[Dataset entries]
# # # # # # #
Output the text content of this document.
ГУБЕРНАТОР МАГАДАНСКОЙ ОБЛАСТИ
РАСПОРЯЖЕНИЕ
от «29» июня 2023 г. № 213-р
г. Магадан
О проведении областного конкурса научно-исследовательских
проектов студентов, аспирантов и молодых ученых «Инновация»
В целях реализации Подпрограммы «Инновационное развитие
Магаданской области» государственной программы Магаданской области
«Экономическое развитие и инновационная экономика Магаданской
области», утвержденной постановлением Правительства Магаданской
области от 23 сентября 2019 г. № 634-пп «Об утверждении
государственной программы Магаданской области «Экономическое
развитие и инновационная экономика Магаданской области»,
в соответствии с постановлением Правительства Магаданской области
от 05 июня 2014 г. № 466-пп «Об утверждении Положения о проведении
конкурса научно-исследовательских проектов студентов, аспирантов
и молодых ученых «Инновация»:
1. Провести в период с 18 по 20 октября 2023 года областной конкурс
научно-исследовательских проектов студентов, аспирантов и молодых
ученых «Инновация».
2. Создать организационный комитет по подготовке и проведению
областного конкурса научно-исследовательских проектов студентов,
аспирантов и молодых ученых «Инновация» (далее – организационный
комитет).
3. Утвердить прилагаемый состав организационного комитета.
# # # # # # #
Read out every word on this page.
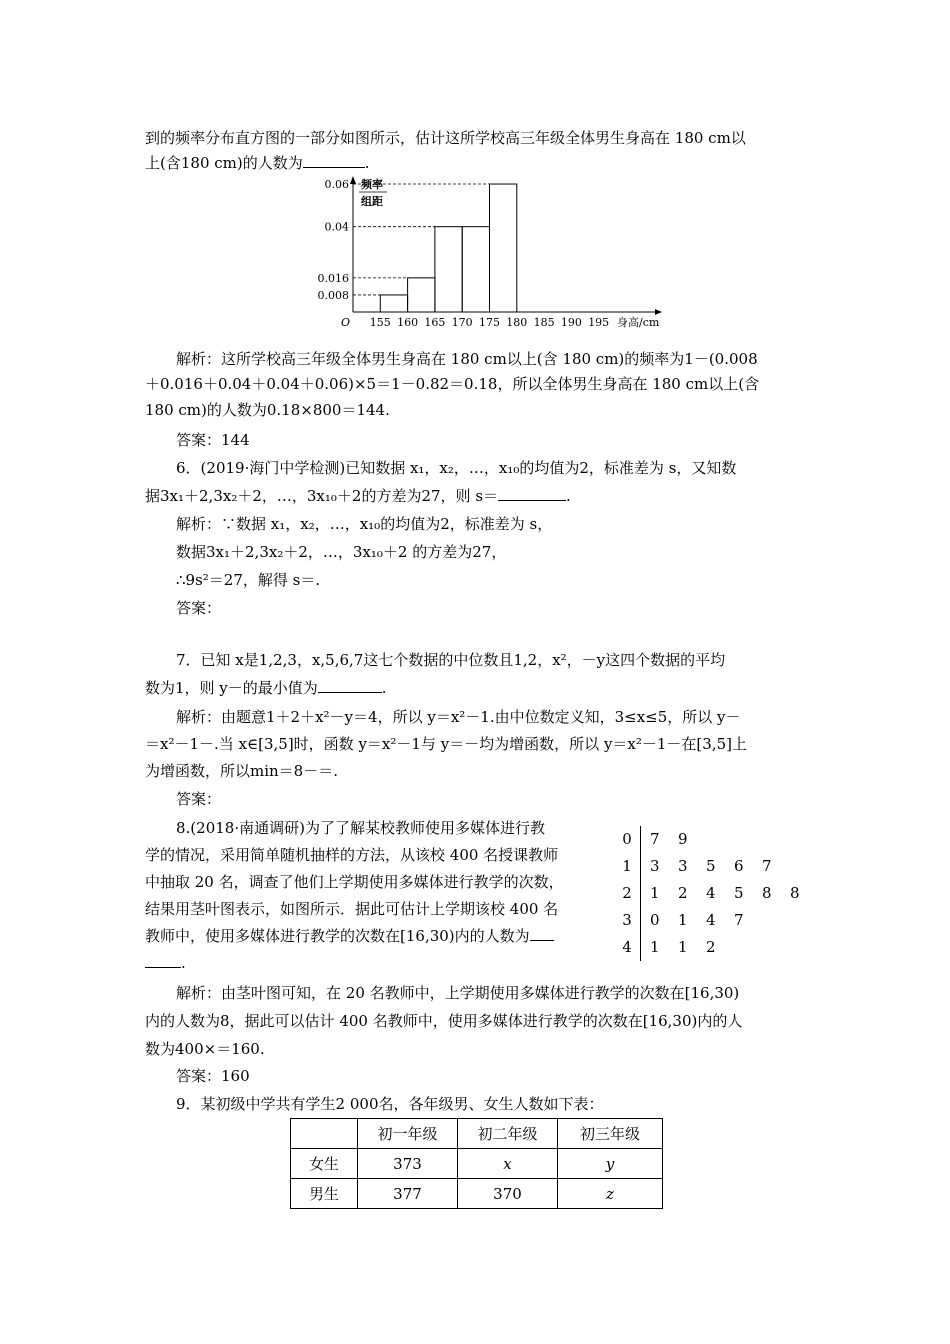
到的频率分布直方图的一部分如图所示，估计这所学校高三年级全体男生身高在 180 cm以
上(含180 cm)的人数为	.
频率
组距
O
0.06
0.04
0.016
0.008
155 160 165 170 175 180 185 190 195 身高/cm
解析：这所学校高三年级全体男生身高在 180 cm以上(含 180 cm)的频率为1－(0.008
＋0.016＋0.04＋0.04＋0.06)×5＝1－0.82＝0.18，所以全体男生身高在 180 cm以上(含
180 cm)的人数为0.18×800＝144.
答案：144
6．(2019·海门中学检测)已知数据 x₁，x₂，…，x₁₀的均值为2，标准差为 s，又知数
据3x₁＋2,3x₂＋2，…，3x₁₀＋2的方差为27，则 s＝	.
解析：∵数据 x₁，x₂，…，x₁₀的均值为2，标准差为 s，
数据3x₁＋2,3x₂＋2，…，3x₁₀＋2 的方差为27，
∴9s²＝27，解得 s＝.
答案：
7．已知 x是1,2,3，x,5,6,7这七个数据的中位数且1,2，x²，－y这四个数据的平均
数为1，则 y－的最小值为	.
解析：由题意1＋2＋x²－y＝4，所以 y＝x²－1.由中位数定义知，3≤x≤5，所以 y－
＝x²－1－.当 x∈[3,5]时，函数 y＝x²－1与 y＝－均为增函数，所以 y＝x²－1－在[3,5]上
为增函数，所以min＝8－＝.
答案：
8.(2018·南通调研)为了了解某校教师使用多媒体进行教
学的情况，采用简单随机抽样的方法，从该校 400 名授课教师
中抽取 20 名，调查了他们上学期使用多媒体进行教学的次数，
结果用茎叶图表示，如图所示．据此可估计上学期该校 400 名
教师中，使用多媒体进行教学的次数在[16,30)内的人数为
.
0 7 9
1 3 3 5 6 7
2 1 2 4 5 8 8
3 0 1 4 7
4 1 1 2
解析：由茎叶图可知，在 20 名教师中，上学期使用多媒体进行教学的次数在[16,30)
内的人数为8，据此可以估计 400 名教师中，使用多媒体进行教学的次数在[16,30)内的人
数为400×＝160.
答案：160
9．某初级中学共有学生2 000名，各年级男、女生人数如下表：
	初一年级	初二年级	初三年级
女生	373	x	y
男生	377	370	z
# # # # # # #
Copy all lines from the data that hold the word "студентов".

проектов студентов, аспирантов и молодых ученых «Инновация»
конкурса научно-исследовательских проектов студентов, аспирантов
научно-исследовательских проектов студентов, аспирантов и молодых
областного конкурса научно-исследовательских проектов студентов,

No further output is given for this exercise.